Input material

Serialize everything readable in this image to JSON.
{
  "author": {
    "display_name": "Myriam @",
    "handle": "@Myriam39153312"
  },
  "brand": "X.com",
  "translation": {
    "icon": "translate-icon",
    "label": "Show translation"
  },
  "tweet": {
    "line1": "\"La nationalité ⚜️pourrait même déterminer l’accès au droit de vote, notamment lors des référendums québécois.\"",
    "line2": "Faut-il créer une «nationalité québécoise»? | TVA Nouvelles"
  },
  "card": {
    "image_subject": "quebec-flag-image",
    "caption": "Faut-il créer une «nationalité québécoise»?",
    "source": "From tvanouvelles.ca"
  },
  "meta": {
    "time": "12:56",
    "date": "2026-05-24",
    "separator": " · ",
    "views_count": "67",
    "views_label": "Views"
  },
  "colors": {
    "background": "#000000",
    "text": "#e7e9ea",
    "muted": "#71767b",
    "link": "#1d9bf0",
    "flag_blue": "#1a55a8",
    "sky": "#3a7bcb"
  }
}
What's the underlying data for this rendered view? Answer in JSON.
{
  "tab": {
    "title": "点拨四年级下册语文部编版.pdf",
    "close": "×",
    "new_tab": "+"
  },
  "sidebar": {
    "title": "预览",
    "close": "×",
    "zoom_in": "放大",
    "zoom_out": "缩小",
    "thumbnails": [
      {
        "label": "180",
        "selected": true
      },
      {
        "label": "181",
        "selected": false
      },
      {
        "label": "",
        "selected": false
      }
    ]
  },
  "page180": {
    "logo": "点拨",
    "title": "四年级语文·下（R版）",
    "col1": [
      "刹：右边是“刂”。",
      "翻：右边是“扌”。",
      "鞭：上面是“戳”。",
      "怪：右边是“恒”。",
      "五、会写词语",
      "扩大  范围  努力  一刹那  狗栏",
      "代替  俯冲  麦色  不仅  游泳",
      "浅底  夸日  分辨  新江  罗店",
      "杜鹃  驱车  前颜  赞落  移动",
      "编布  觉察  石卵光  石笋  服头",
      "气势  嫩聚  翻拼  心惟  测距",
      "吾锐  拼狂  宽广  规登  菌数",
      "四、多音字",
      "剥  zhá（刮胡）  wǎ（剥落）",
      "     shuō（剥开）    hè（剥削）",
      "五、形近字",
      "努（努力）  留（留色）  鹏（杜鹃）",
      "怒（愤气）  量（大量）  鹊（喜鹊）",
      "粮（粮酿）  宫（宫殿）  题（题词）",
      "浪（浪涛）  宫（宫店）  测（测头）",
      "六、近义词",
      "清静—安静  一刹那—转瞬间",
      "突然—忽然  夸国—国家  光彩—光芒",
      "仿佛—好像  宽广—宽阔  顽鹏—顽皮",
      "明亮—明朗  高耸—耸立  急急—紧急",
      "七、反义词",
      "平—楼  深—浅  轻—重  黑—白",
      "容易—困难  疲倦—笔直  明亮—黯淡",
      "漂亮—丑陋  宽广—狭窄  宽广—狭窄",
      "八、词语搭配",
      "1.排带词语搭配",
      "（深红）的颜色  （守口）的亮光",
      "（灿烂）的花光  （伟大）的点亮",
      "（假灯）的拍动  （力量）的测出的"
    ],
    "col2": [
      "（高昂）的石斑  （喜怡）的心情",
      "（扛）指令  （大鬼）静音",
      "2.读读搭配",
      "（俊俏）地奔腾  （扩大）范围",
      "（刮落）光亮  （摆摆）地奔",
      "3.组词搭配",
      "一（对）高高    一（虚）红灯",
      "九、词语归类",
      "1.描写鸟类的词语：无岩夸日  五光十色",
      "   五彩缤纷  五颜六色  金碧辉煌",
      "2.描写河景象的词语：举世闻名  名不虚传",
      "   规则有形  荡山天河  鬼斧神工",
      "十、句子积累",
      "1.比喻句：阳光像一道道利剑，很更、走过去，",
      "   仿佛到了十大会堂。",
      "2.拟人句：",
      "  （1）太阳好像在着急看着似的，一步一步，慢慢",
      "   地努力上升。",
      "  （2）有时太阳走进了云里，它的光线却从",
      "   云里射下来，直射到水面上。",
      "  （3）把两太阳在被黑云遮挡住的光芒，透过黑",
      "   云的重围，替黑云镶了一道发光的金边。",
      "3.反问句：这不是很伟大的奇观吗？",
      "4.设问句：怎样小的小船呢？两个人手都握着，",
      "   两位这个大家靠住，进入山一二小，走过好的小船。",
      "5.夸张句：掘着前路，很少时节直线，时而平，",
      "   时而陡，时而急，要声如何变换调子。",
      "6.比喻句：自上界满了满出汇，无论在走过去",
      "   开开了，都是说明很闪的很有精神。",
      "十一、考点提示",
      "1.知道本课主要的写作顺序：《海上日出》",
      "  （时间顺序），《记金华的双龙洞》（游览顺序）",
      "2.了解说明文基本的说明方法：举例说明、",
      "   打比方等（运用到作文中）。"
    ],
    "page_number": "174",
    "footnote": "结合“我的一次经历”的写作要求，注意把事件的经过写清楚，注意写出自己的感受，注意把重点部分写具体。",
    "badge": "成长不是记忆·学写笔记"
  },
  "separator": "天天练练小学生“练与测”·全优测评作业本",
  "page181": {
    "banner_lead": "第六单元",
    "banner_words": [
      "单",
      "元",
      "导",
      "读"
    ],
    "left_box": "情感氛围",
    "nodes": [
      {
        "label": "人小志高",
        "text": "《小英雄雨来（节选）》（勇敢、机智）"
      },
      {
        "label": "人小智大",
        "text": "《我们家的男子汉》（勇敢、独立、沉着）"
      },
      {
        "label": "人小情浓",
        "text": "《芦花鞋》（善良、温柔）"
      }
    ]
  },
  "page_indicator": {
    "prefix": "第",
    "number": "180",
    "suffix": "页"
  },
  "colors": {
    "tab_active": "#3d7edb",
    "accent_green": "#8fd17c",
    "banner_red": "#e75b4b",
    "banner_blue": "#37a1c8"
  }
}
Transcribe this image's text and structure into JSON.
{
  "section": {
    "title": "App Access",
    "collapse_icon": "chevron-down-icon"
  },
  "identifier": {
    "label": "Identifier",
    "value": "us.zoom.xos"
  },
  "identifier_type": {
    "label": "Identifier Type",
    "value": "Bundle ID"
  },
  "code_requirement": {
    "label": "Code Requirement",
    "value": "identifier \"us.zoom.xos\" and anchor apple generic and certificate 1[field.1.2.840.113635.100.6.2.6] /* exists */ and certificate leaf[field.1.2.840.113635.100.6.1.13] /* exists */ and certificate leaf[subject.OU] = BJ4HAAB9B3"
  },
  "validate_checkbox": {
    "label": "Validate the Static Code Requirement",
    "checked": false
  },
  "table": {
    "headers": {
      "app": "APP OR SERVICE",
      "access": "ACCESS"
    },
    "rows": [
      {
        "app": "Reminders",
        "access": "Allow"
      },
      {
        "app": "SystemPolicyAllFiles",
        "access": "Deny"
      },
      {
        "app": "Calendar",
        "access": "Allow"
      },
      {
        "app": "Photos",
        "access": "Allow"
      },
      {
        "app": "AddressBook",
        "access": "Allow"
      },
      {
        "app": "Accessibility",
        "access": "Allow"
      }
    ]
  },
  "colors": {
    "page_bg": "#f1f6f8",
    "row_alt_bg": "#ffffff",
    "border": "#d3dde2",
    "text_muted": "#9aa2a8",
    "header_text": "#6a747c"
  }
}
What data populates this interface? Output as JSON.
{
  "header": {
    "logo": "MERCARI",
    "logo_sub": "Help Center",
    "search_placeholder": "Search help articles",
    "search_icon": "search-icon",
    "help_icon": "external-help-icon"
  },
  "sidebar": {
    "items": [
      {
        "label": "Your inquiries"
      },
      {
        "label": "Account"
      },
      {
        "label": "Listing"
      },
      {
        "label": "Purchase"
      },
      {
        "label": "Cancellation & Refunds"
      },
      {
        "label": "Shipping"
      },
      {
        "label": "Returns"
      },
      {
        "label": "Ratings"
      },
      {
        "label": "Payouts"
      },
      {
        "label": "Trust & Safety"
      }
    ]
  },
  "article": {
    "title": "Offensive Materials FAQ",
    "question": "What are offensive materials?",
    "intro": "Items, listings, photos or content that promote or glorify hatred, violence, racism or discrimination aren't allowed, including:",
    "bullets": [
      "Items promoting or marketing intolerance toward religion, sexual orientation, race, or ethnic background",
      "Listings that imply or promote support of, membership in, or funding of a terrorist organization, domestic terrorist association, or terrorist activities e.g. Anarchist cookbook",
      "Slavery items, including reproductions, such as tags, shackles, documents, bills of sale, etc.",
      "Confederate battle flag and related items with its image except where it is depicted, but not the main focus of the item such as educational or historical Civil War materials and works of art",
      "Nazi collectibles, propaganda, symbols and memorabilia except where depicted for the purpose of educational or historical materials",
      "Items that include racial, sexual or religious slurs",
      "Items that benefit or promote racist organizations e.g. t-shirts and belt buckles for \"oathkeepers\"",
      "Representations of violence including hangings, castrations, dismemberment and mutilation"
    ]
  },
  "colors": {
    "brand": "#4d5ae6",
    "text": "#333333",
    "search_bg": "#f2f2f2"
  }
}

Given exercise
Pull out all lines from the listing that contain the string "data".

Output for this task
What's the underlying data for this rendered view? Answer in JSON.
What data populates this interface? Output as JSON.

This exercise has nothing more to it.